### What you are asked to do
Could you format the stretch of the items that opens with the line containing "Localize each UI" and closes with the line containing "table-cell-name[interactable]: Nguyễn Anh", both ends included, as a JSON list of strings with one string per line and any blank lines left out?

### Data for this task
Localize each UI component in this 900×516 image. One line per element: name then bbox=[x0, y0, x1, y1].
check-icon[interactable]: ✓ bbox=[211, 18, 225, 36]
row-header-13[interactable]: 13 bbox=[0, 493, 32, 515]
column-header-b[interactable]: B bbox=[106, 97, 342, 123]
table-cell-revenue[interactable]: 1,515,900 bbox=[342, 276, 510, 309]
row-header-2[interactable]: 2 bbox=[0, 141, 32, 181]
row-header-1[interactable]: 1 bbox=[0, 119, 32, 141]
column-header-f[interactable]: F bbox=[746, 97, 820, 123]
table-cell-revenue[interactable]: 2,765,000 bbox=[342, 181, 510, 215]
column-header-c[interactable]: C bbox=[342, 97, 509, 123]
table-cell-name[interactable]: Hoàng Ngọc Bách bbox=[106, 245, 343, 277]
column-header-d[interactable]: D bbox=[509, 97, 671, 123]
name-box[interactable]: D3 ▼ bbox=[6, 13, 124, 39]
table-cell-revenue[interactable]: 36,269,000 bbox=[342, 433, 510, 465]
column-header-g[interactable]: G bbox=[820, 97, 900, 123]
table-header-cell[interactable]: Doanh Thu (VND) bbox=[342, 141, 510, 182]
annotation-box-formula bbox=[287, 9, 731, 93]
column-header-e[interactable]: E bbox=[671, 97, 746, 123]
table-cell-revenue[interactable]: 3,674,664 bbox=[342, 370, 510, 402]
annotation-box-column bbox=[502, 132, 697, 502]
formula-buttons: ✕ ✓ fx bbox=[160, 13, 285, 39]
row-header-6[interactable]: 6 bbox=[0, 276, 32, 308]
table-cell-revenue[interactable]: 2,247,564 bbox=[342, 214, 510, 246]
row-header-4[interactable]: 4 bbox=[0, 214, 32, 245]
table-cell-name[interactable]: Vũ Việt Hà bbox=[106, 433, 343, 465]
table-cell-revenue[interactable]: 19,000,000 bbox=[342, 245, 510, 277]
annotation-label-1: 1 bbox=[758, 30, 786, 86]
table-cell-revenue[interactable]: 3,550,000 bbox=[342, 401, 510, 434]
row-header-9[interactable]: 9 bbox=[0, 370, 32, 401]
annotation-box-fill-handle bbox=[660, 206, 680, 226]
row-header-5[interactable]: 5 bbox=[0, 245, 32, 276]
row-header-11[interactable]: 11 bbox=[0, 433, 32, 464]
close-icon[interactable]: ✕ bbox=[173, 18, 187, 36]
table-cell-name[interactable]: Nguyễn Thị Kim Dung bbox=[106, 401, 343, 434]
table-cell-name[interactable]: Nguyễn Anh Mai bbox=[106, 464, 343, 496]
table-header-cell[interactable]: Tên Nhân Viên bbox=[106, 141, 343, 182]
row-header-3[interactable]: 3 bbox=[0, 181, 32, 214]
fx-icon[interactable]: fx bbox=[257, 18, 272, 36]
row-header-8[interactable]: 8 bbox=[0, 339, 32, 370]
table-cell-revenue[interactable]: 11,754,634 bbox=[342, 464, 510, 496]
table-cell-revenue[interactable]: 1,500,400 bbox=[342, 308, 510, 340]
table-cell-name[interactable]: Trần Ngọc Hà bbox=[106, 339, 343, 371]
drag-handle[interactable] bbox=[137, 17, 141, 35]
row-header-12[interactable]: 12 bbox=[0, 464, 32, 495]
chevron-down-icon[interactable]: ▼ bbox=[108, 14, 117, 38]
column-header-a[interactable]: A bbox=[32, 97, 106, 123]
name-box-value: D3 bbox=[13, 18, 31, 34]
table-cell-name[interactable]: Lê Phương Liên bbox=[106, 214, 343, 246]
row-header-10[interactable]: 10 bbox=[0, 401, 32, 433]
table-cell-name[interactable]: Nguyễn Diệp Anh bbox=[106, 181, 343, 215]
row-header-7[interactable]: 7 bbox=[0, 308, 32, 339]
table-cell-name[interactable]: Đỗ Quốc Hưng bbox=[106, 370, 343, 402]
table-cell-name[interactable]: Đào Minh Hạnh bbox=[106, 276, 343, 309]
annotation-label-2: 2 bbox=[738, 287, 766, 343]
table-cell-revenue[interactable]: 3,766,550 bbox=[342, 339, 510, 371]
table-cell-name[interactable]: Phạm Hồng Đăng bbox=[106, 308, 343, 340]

---

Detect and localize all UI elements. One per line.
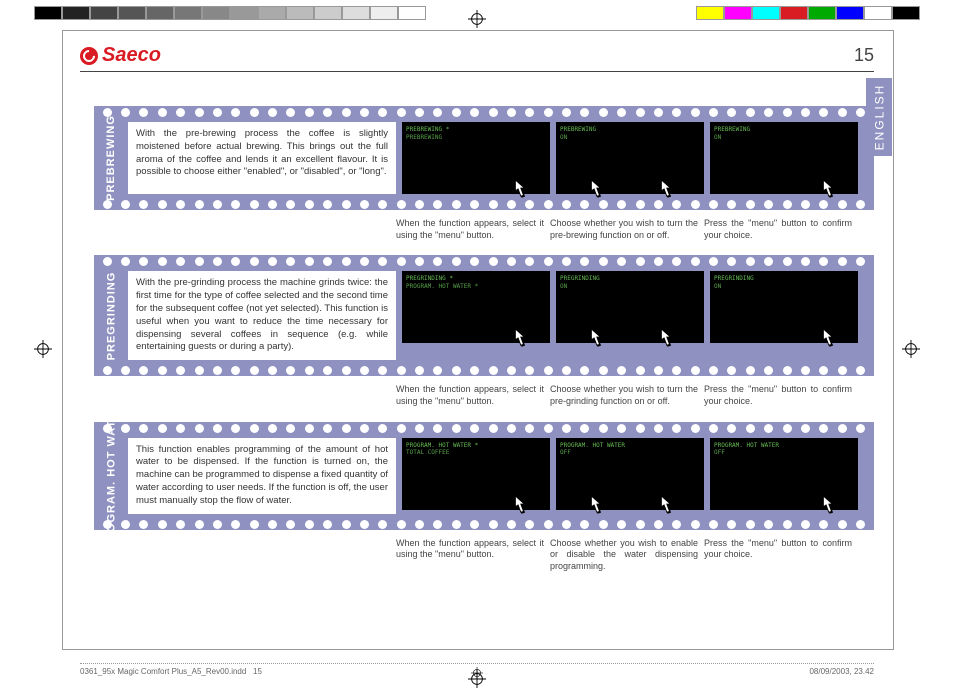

...

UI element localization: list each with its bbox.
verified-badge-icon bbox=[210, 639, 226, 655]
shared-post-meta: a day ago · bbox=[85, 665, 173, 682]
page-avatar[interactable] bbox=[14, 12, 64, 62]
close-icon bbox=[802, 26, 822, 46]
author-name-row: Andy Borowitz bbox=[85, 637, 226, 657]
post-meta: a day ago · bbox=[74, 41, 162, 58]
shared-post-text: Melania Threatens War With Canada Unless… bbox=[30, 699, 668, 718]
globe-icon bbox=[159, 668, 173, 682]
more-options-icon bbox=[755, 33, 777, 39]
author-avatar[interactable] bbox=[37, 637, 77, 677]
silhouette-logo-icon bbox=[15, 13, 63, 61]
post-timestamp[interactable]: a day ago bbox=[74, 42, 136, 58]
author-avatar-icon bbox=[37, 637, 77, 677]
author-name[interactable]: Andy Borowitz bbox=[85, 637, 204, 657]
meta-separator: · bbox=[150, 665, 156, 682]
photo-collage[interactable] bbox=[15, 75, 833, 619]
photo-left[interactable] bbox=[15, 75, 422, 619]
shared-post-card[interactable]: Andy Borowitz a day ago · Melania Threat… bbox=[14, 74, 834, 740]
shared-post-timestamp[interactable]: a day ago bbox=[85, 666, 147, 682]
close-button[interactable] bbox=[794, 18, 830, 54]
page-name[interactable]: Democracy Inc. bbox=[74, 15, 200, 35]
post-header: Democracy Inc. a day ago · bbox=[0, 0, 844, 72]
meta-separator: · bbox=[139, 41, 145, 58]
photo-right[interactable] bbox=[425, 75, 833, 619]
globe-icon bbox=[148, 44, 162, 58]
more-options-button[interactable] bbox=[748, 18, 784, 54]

### Response to the task
[
  "Localize each UI component in this 900×516 image. One line per element: name then bbox=[x0, y0, x1, y1].",
  "check-icon[interactable]: ✓ bbox=[211, 18, 225, 36]",
  "row-header-13[interactable]: 13 bbox=[0, 493, 32, 515]",
  "column-header-b[interactable]: B bbox=[106, 97, 342, 123]",
  "table-cell-revenue[interactable]: 1,515,900 bbox=[342, 276, 510, 309]",
  "row-header-2[interactable]: 2 bbox=[0, 141, 32, 181]",
  "row-header-1[interactable]: 1 bbox=[0, 119, 32, 141]",
  "column-header-f[interactable]: F bbox=[746, 97, 820, 123]",
  "table-cell-revenue[interactable]: 2,765,000 bbox=[342, 181, 510, 215]",
  "column-header-c[interactable]: C bbox=[342, 97, 509, 123]",
  "table-cell-name[interactable]: Hoàng Ngọc Bách bbox=[106, 245, 343, 277]",
  "column-header-d[interactable]: D bbox=[509, 97, 671, 123]",
  "name-box[interactable]: D3 ▼ bbox=[6, 13, 124, 39]",
  "table-cell-revenue[interactable]: 36,269,000 bbox=[342, 433, 510, 465]",
  "column-header-g[interactable]: G bbox=[820, 97, 900, 123]",
  "table-header-cell[interactable]: Doanh Thu (VND) bbox=[342, 141, 510, 182]",
  "annotation-box-formula bbox=[287, 9, 731, 93]",
  "column-header-e[interactable]: E bbox=[671, 97, 746, 123]",
  "table-cell-revenue[interactable]: 3,674,664 bbox=[342, 370, 510, 402]",
  "annotation-box-column bbox=[502, 132, 697, 502]",
  "formula-buttons: ✕ ✓ fx bbox=[160, 13, 285, 39]",
  "row-header-6[interactable]: 6 bbox=[0, 276, 32, 308]",
  "table-cell-revenue[interactable]: 2,247,564 bbox=[342, 214, 510, 246]",
  "row-header-4[interactable]: 4 bbox=[0, 214, 32, 245]",
  "table-cell-name[interactable]: Vũ Việt Hà bbox=[106, 433, 343, 465]",
  "table-cell-revenue[interactable]: 19,000,000 bbox=[342, 245, 510, 277]",
  "annotation-label-1: 1 bbox=[758, 30, 786, 86]",
  "table-cell-revenue[interactable]: 3,550,000 bbox=[342, 401, 510, 434]",
  "row-header-9[interactable]: 9 bbox=[0, 370, 32, 401]",
  "annotation-box-fill-handle bbox=[660, 206, 680, 226]",
  "row-header-5[interactable]: 5 bbox=[0, 245, 32, 276]",
  "row-header-11[interactable]: 11 bbox=[0, 433, 32, 464]",
  "close-icon[interactable]: ✕ bbox=[173, 18, 187, 36]",
  "table-cell-name[interactable]: Nguyễn Thị Kim Dung bbox=[106, 401, 343, 434]",
  "table-cell-name[interactable]: Nguyễn Anh Mai bbox=[106, 464, 343, 496]"
]